TASK STATEMENT: Give the listing again exactly, omitting its images.

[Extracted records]
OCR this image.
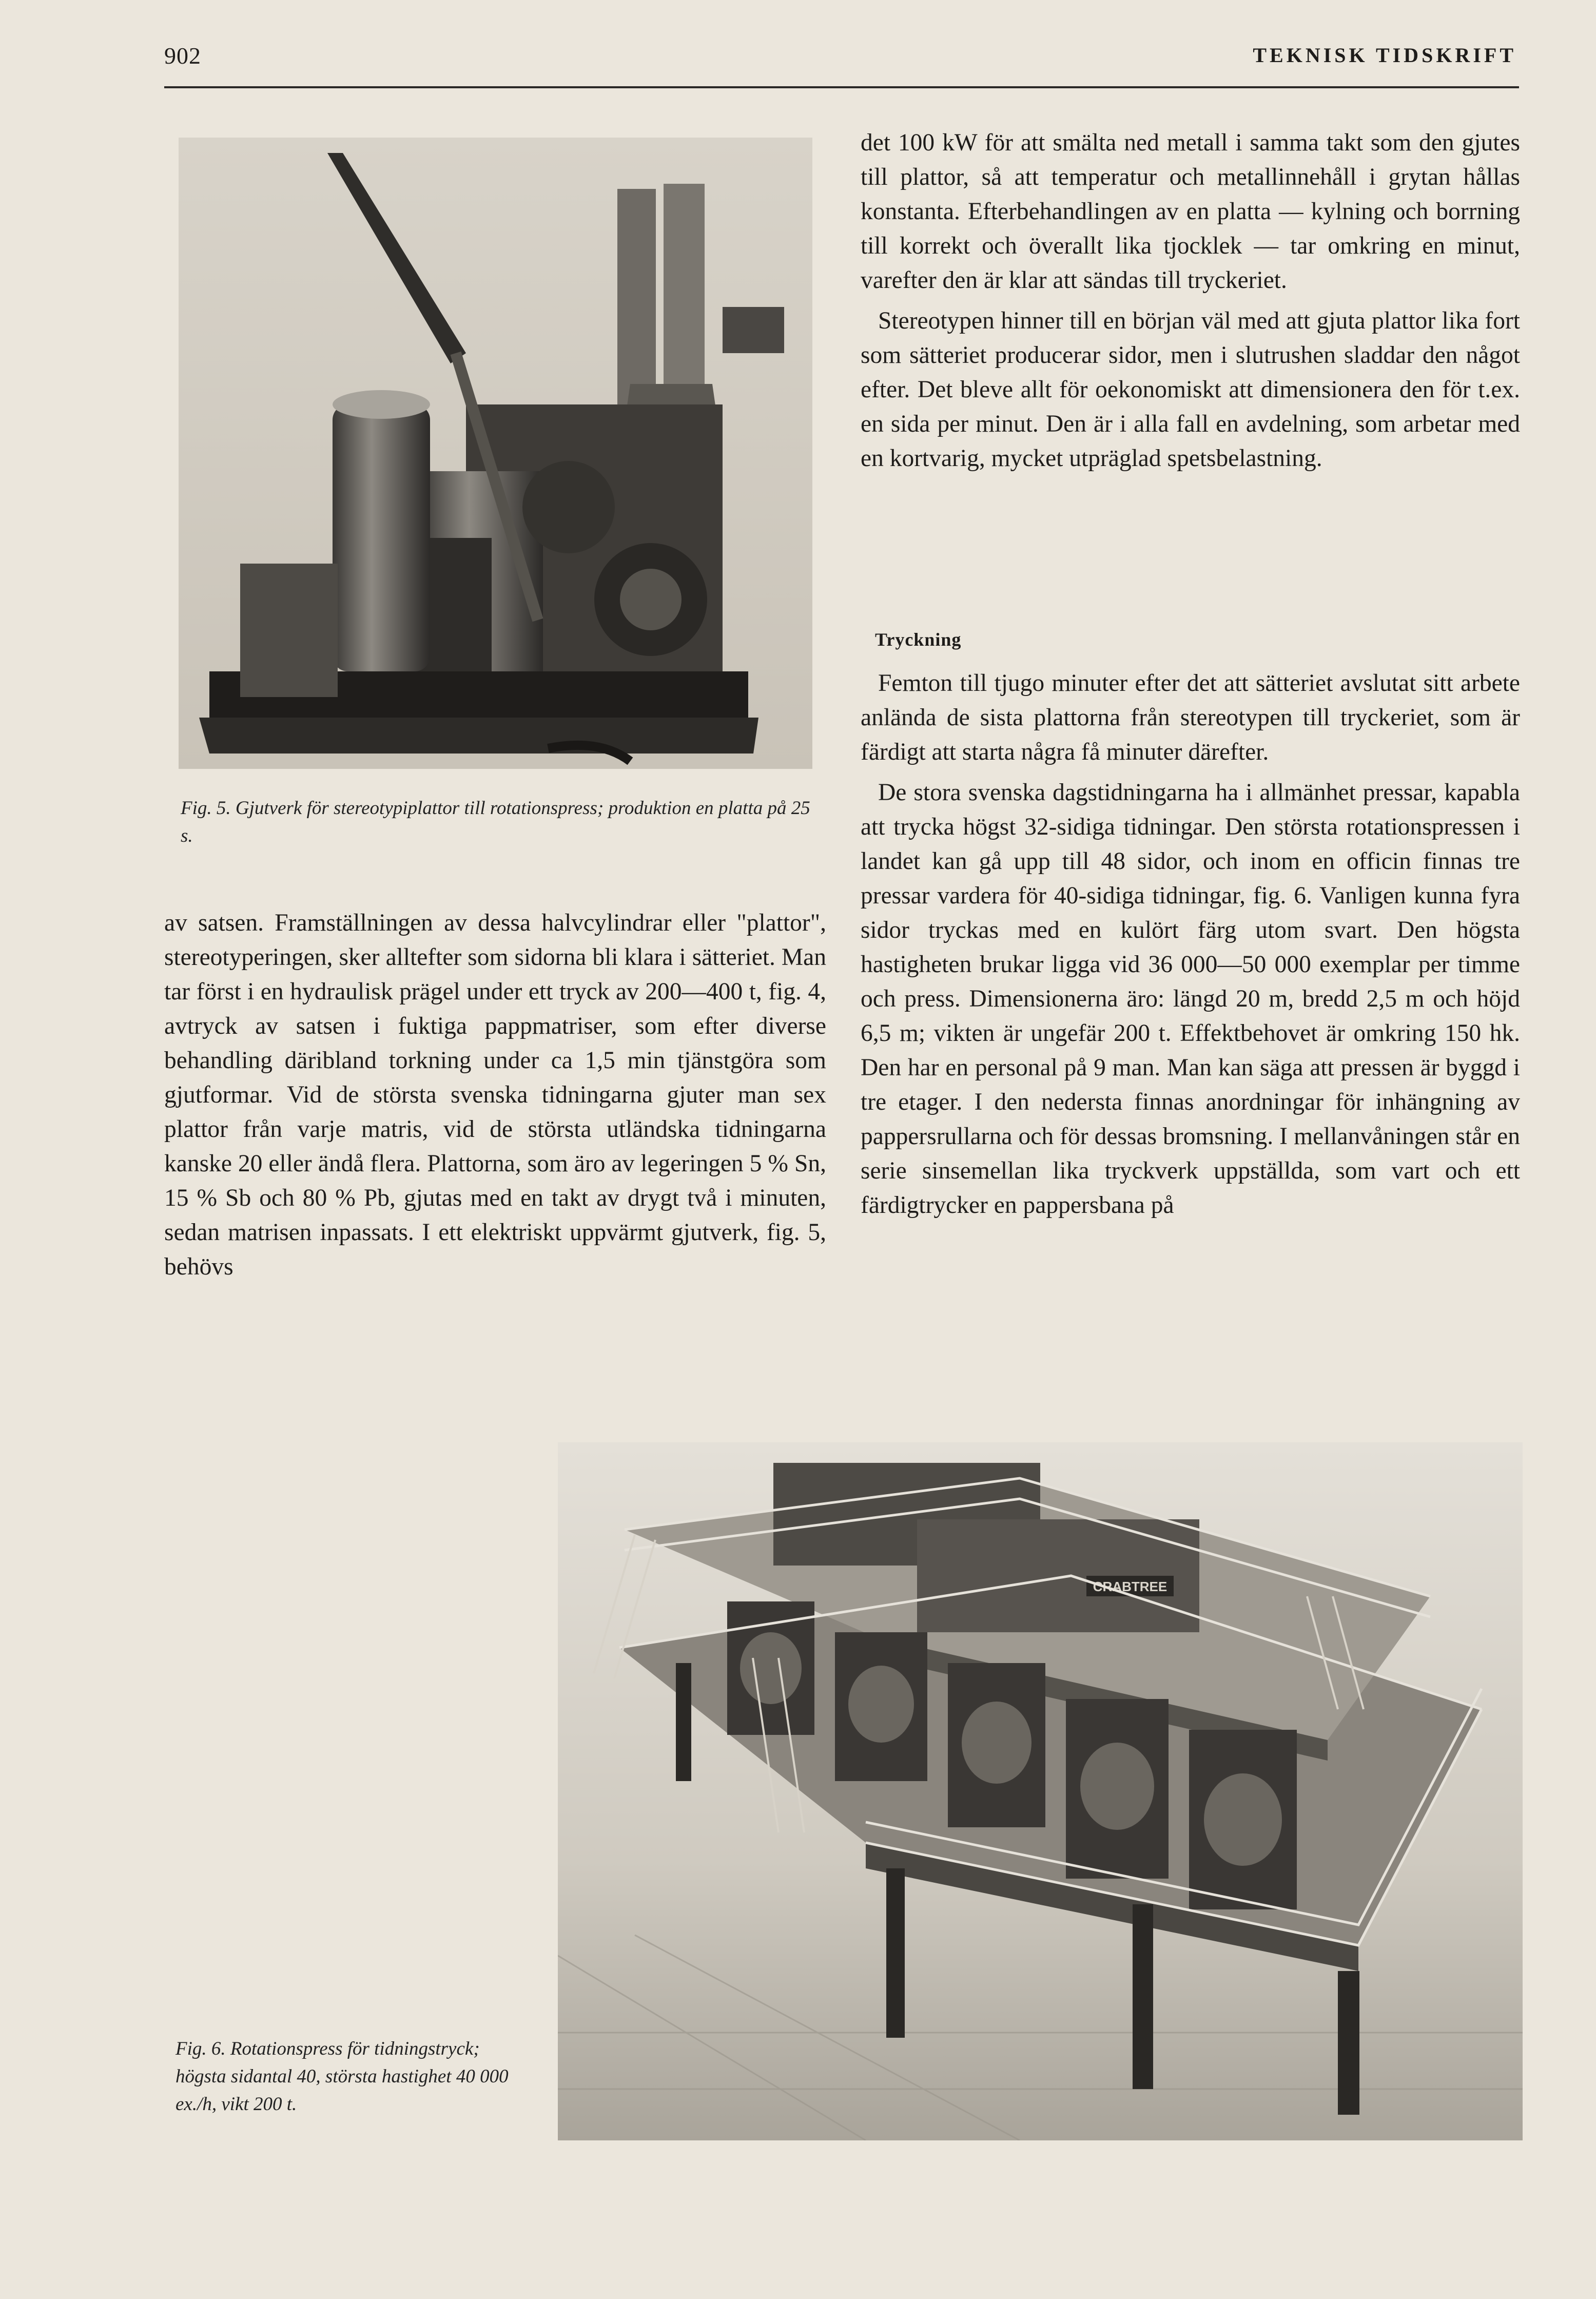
902	TEKNISK TIDSKRIFT
Fig. 5. Gjutverk för stereotypiplattor till rotationspress; produktion en platta på 25 s.

av satsen. Framställningen av dessa halvcylindrar eller "plattor", stereotyperingen, sker alltefter som sidorna bli klara i sätteriet. Man tar först i en hydraulisk prägel under ett tryck av 200—400 t, fig. 4, avtryck av satsen i fuktiga pappmatriser, som efter diverse behandling däribland torkning under ca 1,5 min tjänstgöra som gjutformar. Vid de största svenska tidningarna gjuter man sex plattor från varje matris, vid de största utländska tidningarna kanske 20 eller ändå flera. Plattorna, som äro av legeringen 5 % Sn, 15 % Sb och 80 % Pb, gjutas med en takt av drygt två i minuten, sedan matrisen inpassats. I ett elektriskt uppvärmt gjutverk, fig. 5, behövs

det 100 kW för att smälta ned metall i samma takt som den gjutes till plattor, så att temperatur och metallinnehåll i grytan hållas konstanta. Efterbehandlingen av en platta — kylning och borrning till korrekt och överallt lika tjocklek — tar omkring en minut, varefter den är klar att sändas till tryckeriet.

Stereotypen hinner till en början väl med att gjuta plattor lika fort som sätteriet producerar sidor, men i slutrushen sladdar den något efter. Det bleve allt för oekonomiskt att dimensionera den för t.ex. en sida per minut. Den är i alla fall en avdelning, som arbetar med en kortvarig, mycket utpräglad spetsbelastning.

Tryckning

Femton till tjugo minuter efter det att sätteriet avslutat sitt arbete anlända de sista plattorna från stereotypen till tryckeriet, som är färdigt att starta några få minuter därefter.

De stora svenska dagstidningarna ha i allmänhet pressar, kapabla att trycka högst 32-sidiga tidningar. Den största rotationspressen i landet kan gå upp till 48 sidor, och inom en officin finnas tre pressar vardera för 40-sidiga tidningar, fig. 6. Vanligen kunna fyra sidor tryckas med en kulört färg utom svart. Den högsta hastigheten brukar ligga vid 36 000—50 000 exemplar per timme och press. Dimensionerna äro: längd 20 m, bredd 2,5 m och höjd 6,5 m; vikten är ungefär 200 t. Effektbehovet är omkring 150 hk. Den har en personal på 9 man. Man kan säga att pressen är byggd i tre etager. I den nedersta finnas anordningar för inhängning av pappersrullarna och för dessas bromsning. I mellanvåningen står en serie sinsemellan lika tryckverk uppställda, som vart och ett färdigtrycker en pappersbana på

CRABTREE
Fig. 6. Rotationspress för tidningstryck; högsta sidantal 40, största hastighet 40 000 ex./h, vikt 200 t.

RESULT OF THE EXERCISE:
OCR this image.
902	TEKNISK TIDSKRIFT
Fig. 5. Gjutverk för stereotypiplattor till rotationspress; produktion en platta på 25 s.

av satsen. Framställningen av dessa halvcylindrar eller "plattor", stereotyperingen, sker alltefter som sidorna bli klara i sätteriet. Man tar först i en hydraulisk prägel under ett tryck av 200—400 t, fig. 4, avtryck av satsen i fuktiga pappmatriser, som efter diverse behandling däribland torkning under ca 1,5 min tjänstgöra som gjutformar. Vid de största svenska tidningarna gjuter man sex plattor från varje matris, vid de största utländska tidningarna kanske 20 eller ändå flera. Plattorna, som äro av legeringen 5 % Sn, 15 % Sb och 80 % Pb, gjutas med en takt av drygt två i minuten, sedan matrisen inpassats. I ett elektriskt uppvärmt gjutverk, fig. 5, behövs

det 100 kW för att smälta ned metall i samma takt som den gjutes till plattor, så att temperatur och metallinnehåll i grytan hållas konstanta. Efterbehandlingen av en platta — kylning och borrning till korrekt och överallt lika tjocklek — tar omkring en minut, varefter den är klar att sändas till tryckeriet.

Stereotypen hinner till en början väl med att gjuta plattor lika fort som sätteriet producerar sidor, men i slutrushen sladdar den något efter. Det bleve allt för oekonomiskt att dimensionera den för t.ex. en sida per minut. Den är i alla fall en avdelning, som arbetar med en kortvarig, mycket utpräglad spetsbelastning.

Tryckning

Femton till tjugo minuter efter det att sätteriet avslutat sitt arbete anlända de sista plattorna från stereotypen till tryckeriet, som är färdigt att starta några få minuter därefter.

De stora svenska dagstidningarna ha i allmänhet pressar, kapabla att trycka högst 32-sidiga tidningar. Den största rotationspressen i landet kan gå upp till 48 sidor, och inom en officin finnas tre pressar vardera för 40-sidiga tidningar, fig. 6. Vanligen kunna fyra sidor tryckas med en kulört färg utom svart. Den högsta hastigheten brukar ligga vid 36 000—50 000 exemplar per timme och press. Dimensionerna äro: längd 20 m, bredd 2,5 m och höjd 6,5 m; vikten är ungefär 200 t. Effektbehovet är omkring 150 hk. Den har en personal på 9 man. Man kan säga att pressen är byggd i tre etager. I den nedersta finnas anordningar för inhängning av pappersrullarna och för dessas bromsning. I mellanvåningen står en serie sinsemellan lika tryckverk uppställda, som vart och ett färdigtrycker en pappersbana på

CRABTREE
Fig. 6. Rotationspress för tidningstryck; högsta sidantal 40, största hastighet 40 000 ex./h, vikt 200 t.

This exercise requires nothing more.